WORK TO COMPLETE:
Transcribe the listing verbatim. Do not carry over any pictures.

[Begin DATA RECORDS]

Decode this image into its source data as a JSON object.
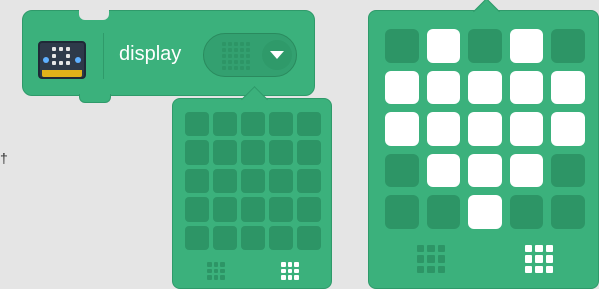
{
  "stray_mark": "†",
  "block": {
    "label": "display",
    "icon": "microbit-extension-icon",
    "dropdown_icon": "led-matrix-icon",
    "caret_icon": "chevron-down-icon"
  },
  "colors": {
    "block_green": "#3bb17c",
    "led_off": "#2d9566",
    "led_on": "#ffffff",
    "background": "#e5e5e5"
  },
  "popup_small": {
    "leds": [
      [
        0,
        0,
        0,
        0,
        0
      ],
      [
        0,
        0,
        0,
        0,
        0
      ],
      [
        0,
        0,
        0,
        0,
        0
      ],
      [
        0,
        0,
        0,
        0,
        0
      ],
      [
        0,
        0,
        0,
        0,
        0
      ]
    ],
    "footer": [
      {
        "icon": "clear-all-icon",
        "state": "off"
      },
      {
        "icon": "fill-all-icon",
        "state": "on"
      }
    ]
  },
  "popup_large": {
    "leds": [
      [
        0,
        1,
        0,
        1,
        0
      ],
      [
        1,
        1,
        1,
        1,
        1
      ],
      [
        1,
        1,
        1,
        1,
        1
      ],
      [
        0,
        1,
        1,
        1,
        0
      ],
      [
        0,
        0,
        1,
        0,
        0
      ]
    ],
    "footer": [
      {
        "icon": "clear-all-icon",
        "state": "off"
      },
      {
        "icon": "fill-all-icon",
        "state": "on"
      }
    ]
  }
}
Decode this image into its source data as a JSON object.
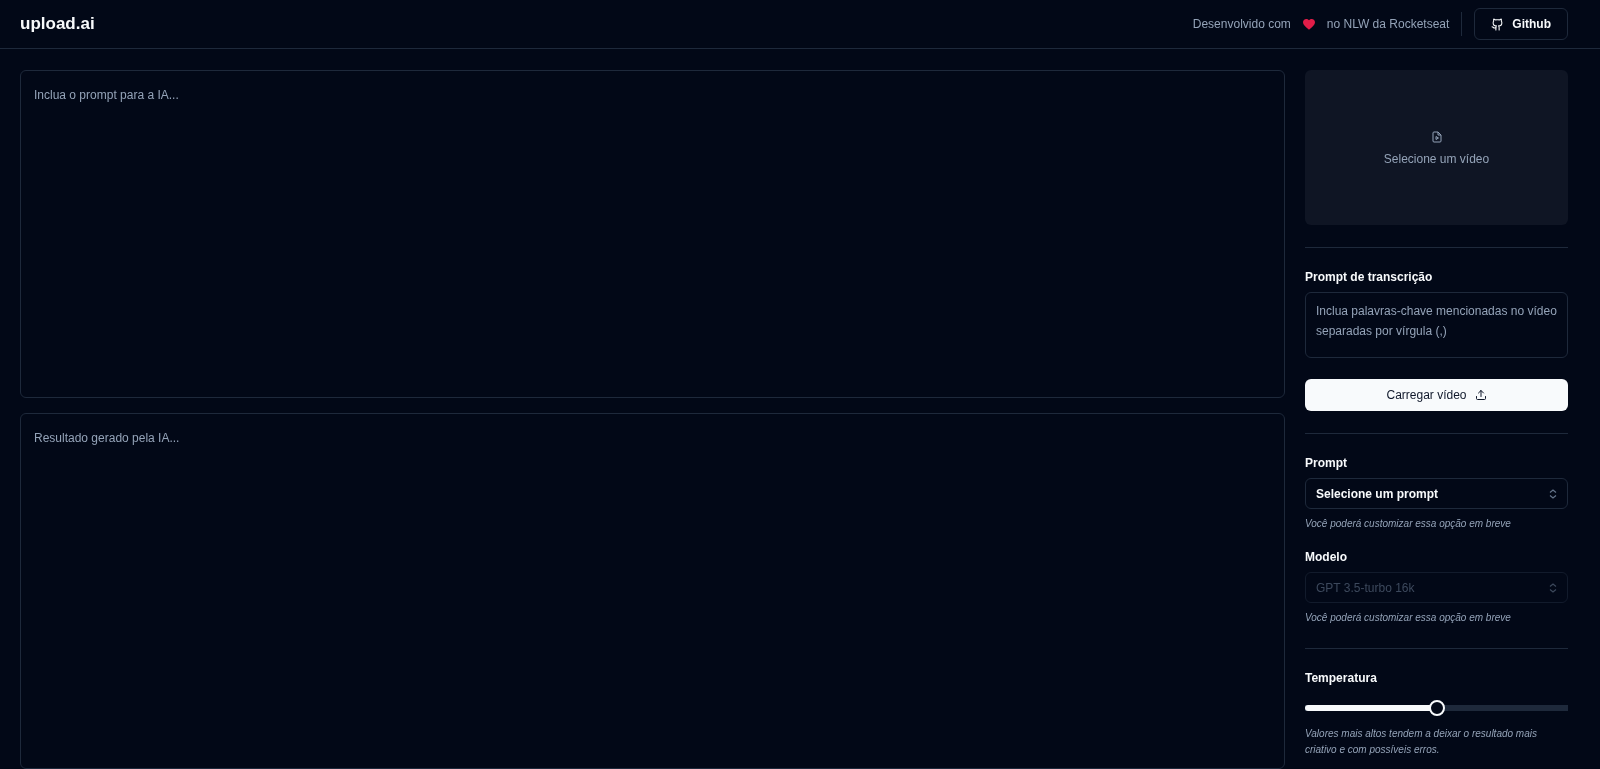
{
  "header": {
    "logo": "upload.ai",
    "credit_before": "Desenvolvido com",
    "credit_after": "no NLW da Rocketseat",
    "github_button": "Github"
  },
  "editor": {
    "prompt_placeholder": "Inclua o prompt para a IA...",
    "result_placeholder": "Resultado gerado pela IA..."
  },
  "video_input": {
    "label": "Selecione um vídeo"
  },
  "transcription": {
    "label": "Prompt de transcrição",
    "placeholder": "Inclua palavras-chave mencionadas no vídeo separadas por vírgula (,)",
    "button": "Carregar vídeo"
  },
  "prompt_select": {
    "label": "Prompt",
    "value": "Selecione um prompt",
    "disabled": false,
    "hint": "Você poderá customizar essa opção em breve"
  },
  "model_select": {
    "label": "Modelo",
    "value": "GPT 3.5-turbo 16k",
    "disabled": true,
    "hint": "Você poderá customizar essa opção em breve"
  },
  "temperature": {
    "label": "Temperatura",
    "level": 0.5,
    "hint": "Valores mais altos tendem a deixar o resultado mais criativo e com possíveis erros."
  }
}
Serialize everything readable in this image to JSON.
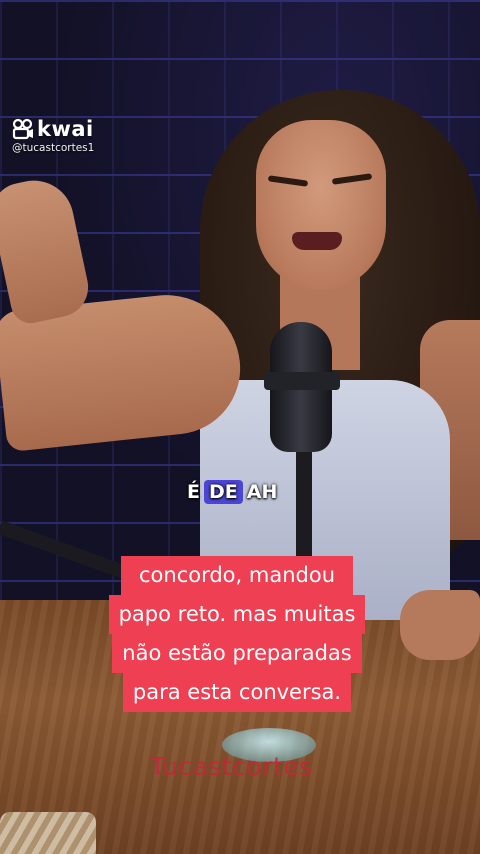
{
  "watermark": {
    "brand": "kwai",
    "handle": "@tucastcortes1"
  },
  "word_caption": {
    "words": [
      "É",
      "DE",
      "AH"
    ],
    "highlighted_index": 1,
    "highlight_color": "#4b45d6"
  },
  "comment_caption": {
    "lines": [
      "concordo, mandou",
      "papo reto. mas muitas",
      "não estão preparadas",
      "para esta conversa."
    ],
    "background_color": "#ef3f52"
  },
  "channel_watermark": "Tucastcortes"
}
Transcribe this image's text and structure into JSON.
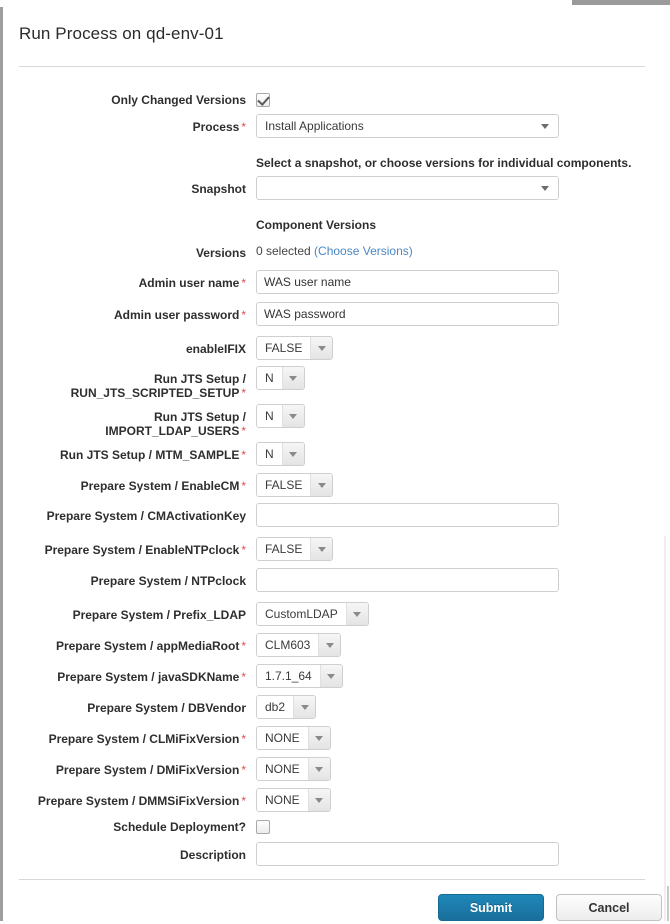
{
  "window": {
    "title": "Run Process on qd-env-01"
  },
  "form": {
    "note": "Select a snapshot, or choose versions for individual components.",
    "component_versions_heading": "Component Versions",
    "versions_value": "0 selected ",
    "versions_link": "(Choose Versions)",
    "rows": [
      {
        "label": "Only Changed Versions",
        "required": false,
        "type": "checkbox",
        "checked": true
      },
      {
        "label": "Process",
        "required": true,
        "type": "select-wide",
        "value": "Install Applications"
      },
      {
        "label": "",
        "required": false,
        "type": "note"
      },
      {
        "label": "Snapshot",
        "required": false,
        "type": "select-wide",
        "value": ""
      },
      {
        "label": "",
        "required": false,
        "type": "heading"
      },
      {
        "label": "Versions",
        "required": false,
        "type": "versions"
      },
      {
        "label": "Admin user name",
        "required": true,
        "type": "text",
        "value": "WAS user name"
      },
      {
        "label": "Admin user password",
        "required": true,
        "type": "text",
        "value": "WAS password"
      },
      {
        "label": "enableIFIX",
        "required": false,
        "type": "select",
        "value": "FALSE"
      },
      {
        "label": "Run JTS Setup / RUN_JTS_SCRIPTED_SETUP",
        "required": true,
        "type": "select",
        "value": "N"
      },
      {
        "label": "Run JTS Setup / IMPORT_LDAP_USERS",
        "required": true,
        "type": "select",
        "value": "N"
      },
      {
        "label": "Run JTS Setup / MTM_SAMPLE",
        "required": true,
        "type": "select",
        "value": "N"
      },
      {
        "label": "Prepare System / EnableCM",
        "required": true,
        "type": "select",
        "value": "FALSE"
      },
      {
        "label": "Prepare System / CMActivationKey",
        "required": false,
        "type": "text",
        "value": ""
      },
      {
        "label": "Prepare System / EnableNTPclock",
        "required": true,
        "type": "select",
        "value": "FALSE"
      },
      {
        "label": "Prepare System / NTPclock",
        "required": false,
        "type": "text",
        "value": ""
      },
      {
        "label": "Prepare System / Prefix_LDAP",
        "required": false,
        "type": "select",
        "value": "CustomLDAP"
      },
      {
        "label": "Prepare System / appMediaRoot",
        "required": true,
        "type": "select",
        "value": "CLM603"
      },
      {
        "label": "Prepare System / javaSDKName",
        "required": true,
        "type": "select",
        "value": "1.7.1_64"
      },
      {
        "label": "Prepare System / DBVendor",
        "required": false,
        "type": "select",
        "value": "db2"
      },
      {
        "label": "Prepare System / CLMiFixVersion",
        "required": true,
        "type": "select",
        "value": "NONE"
      },
      {
        "label": "Prepare System / DMiFixVersion",
        "required": true,
        "type": "select",
        "value": "NONE"
      },
      {
        "label": "Prepare System / DMMSiFixVersion",
        "required": true,
        "type": "select",
        "value": "NONE"
      },
      {
        "label": "Schedule Deployment?",
        "required": false,
        "type": "checkbox",
        "checked": false
      },
      {
        "label": "Description",
        "required": false,
        "type": "text",
        "value": ""
      }
    ]
  },
  "footer": {
    "submit_label": "Submit",
    "cancel_label": "Cancel"
  },
  "colors": {
    "submit_blue": "#1a6f9c",
    "link_blue": "#4a87c4",
    "required_red": "#d9534f"
  }
}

[End DATA RECORDS]

TASK RESPONSE:
Decode this image into its source data as a JSON object.
{
  "stray_mark": "†",
  "block": {
    "label": "display",
    "icon": "microbit-extension-icon",
    "dropdown_icon": "led-matrix-icon",
    "caret_icon": "chevron-down-icon"
  },
  "colors": {
    "block_green": "#3bb17c",
    "led_off": "#2d9566",
    "led_on": "#ffffff",
    "background": "#e5e5e5"
  },
  "popup_small": {
    "leds": [
      [
        0,
        0,
        0,
        0,
        0
      ],
      [
        0,
        0,
        0,
        0,
        0
      ],
      [
        0,
        0,
        0,
        0,
        0
      ],
      [
        0,
        0,
        0,
        0,
        0
      ],
      [
        0,
        0,
        0,
        0,
        0
      ]
    ],
    "footer": [
      {
        "icon": "clear-all-icon",
        "state": "off"
      },
      {
        "icon": "fill-all-icon",
        "state": "on"
      }
    ]
  },
  "popup_large": {
    "leds": [
      [
        0,
        1,
        0,
        1,
        0
      ],
      [
        1,
        1,
        1,
        1,
        1
      ],
      [
        1,
        1,
        1,
        1,
        1
      ],
      [
        0,
        1,
        1,
        1,
        0
      ],
      [
        0,
        0,
        1,
        0,
        0
      ]
    ],
    "footer": [
      {
        "icon": "clear-all-icon",
        "state": "off"
      },
      {
        "icon": "fill-all-icon",
        "state": "on"
      }
    ]
  }
}
Decode this image into its source data as a JSON object.
{
  "header": {
    "logo": "upload.ai",
    "credit_before": "Desenvolvido com",
    "credit_after": "no NLW da Rocketseat",
    "github_button": "Github"
  },
  "editor": {
    "prompt_placeholder": "Inclua o prompt para a IA...",
    "result_placeholder": "Resultado gerado pela IA..."
  },
  "video_input": {
    "label": "Selecione um vídeo"
  },
  "transcription": {
    "label": "Prompt de transcrição",
    "placeholder": "Inclua palavras-chave mencionadas no vídeo separadas por vírgula (,)",
    "button": "Carregar vídeo"
  },
  "prompt_select": {
    "label": "Prompt",
    "value": "Selecione um prompt",
    "disabled": false,
    "hint": "Você poderá customizar essa opção em breve"
  },
  "model_select": {
    "label": "Modelo",
    "value": "GPT 3.5-turbo 16k",
    "disabled": true,
    "hint": "Você poderá customizar essa opção em breve"
  },
  "temperature": {
    "label": "Temperatura",
    "level": 0.5,
    "hint": "Valores mais altos tendem a deixar o resultado mais criativo e com possíveis erros."
  }
}
Serialize everything readable in this image to JSON.
{
  "watermark": {
    "brand": "kwai",
    "handle": "@tucastcortes1"
  },
  "word_caption": {
    "words": [
      "É",
      "DE",
      "AH"
    ],
    "highlighted_index": 1,
    "highlight_color": "#4b45d6"
  },
  "comment_caption": {
    "lines": [
      "concordo, mandou",
      "papo reto. mas muitas",
      "não estão preparadas",
      "para esta conversa."
    ],
    "background_color": "#ef3f52"
  },
  "channel_watermark": "Tucastcortes"
}
Transcribe this image's text and structure into JSON.
{
  "window": {
    "title": "Run Process on qd-env-01"
  },
  "form": {
    "note": "Select a snapshot, or choose versions for individual components.",
    "component_versions_heading": "Component Versions",
    "versions_value": "0 selected ",
    "versions_link": "(Choose Versions)",
    "rows": [
      {
        "label": "Only Changed Versions",
        "required": false,
        "type": "checkbox",
        "checked": true
      },
      {
        "label": "Process",
        "required": true,
        "type": "select-wide",
        "value": "Install Applications"
      },
      {
        "label": "",
        "required": false,
        "type": "note"
      },
      {
        "label": "Snapshot",
        "required": false,
        "type": "select-wide",
        "value": ""
      },
      {
        "label": "",
        "required": false,
        "type": "heading"
      },
      {
        "label": "Versions",
        "required": false,
        "type": "versions"
      },
      {
        "label": "Admin user name",
        "required": true,
        "type": "text",
        "value": "WAS user name"
      },
      {
        "label": "Admin user password",
        "required": true,
        "type": "text",
        "value": "WAS password"
      },
      {
        "label": "enableIFIX",
        "required": false,
        "type": "select",
        "value": "FALSE"
      },
      {
        "label": "Run JTS Setup / RUN_JTS_SCRIPTED_SETUP",
        "required": true,
        "type": "select",
        "value": "N"
      },
      {
        "label": "Run JTS Setup / IMPORT_LDAP_USERS",
        "required": true,
        "type": "select",
        "value": "N"
      },
      {
        "label": "Run JTS Setup / MTM_SAMPLE",
        "required": true,
        "type": "select",
        "value": "N"
      },
      {
        "label": "Prepare System / EnableCM",
        "required": true,
        "type": "select",
        "value": "FALSE"
      },
      {
        "label": "Prepare System / CMActivationKey",
        "required": false,
        "type": "text",
        "value": ""
      },
      {
        "label": "Prepare System / EnableNTPclock",
        "required": true,
        "type": "select",
        "value": "FALSE"
      },
      {
        "label": "Prepare System / NTPclock",
        "required": false,
        "type": "text",
        "value": ""
      },
      {
        "label": "Prepare System / Prefix_LDAP",
        "required": false,
        "type": "select",
        "value": "CustomLDAP"
      },
      {
        "label": "Prepare System / appMediaRoot",
        "required": true,
        "type": "select",
        "value": "CLM603"
      },
      {
        "label": "Prepare System / javaSDKName",
        "required": true,
        "type": "select",
        "value": "1.7.1_64"
      },
      {
        "label": "Prepare System / DBVendor",
        "required": false,
        "type": "select",
        "value": "db2"
      },
      {
        "label": "Prepare System / CLMiFixVersion",
        "required": true,
        "type": "select",
        "value": "NONE"
      },
      {
        "label": "Prepare System / DMiFixVersion",
        "required": true,
        "type": "select",
        "value": "NONE"
      },
      {
        "label": "Prepare System / DMMSiFixVersion",
        "required": true,
        "type": "select",
        "value": "NONE"
      },
      {
        "label": "Schedule Deployment?",
        "required": false,
        "type": "checkbox",
        "checked": false
      },
      {
        "label": "Description",
        "required": false,
        "type": "text",
        "value": ""
      }
    ]
  },
  "footer": {
    "submit_label": "Submit",
    "cancel_label": "Cancel"
  },
  "colors": {
    "submit_blue": "#1a6f9c",
    "link_blue": "#4a87c4",
    "required_red": "#d9534f"
  }
}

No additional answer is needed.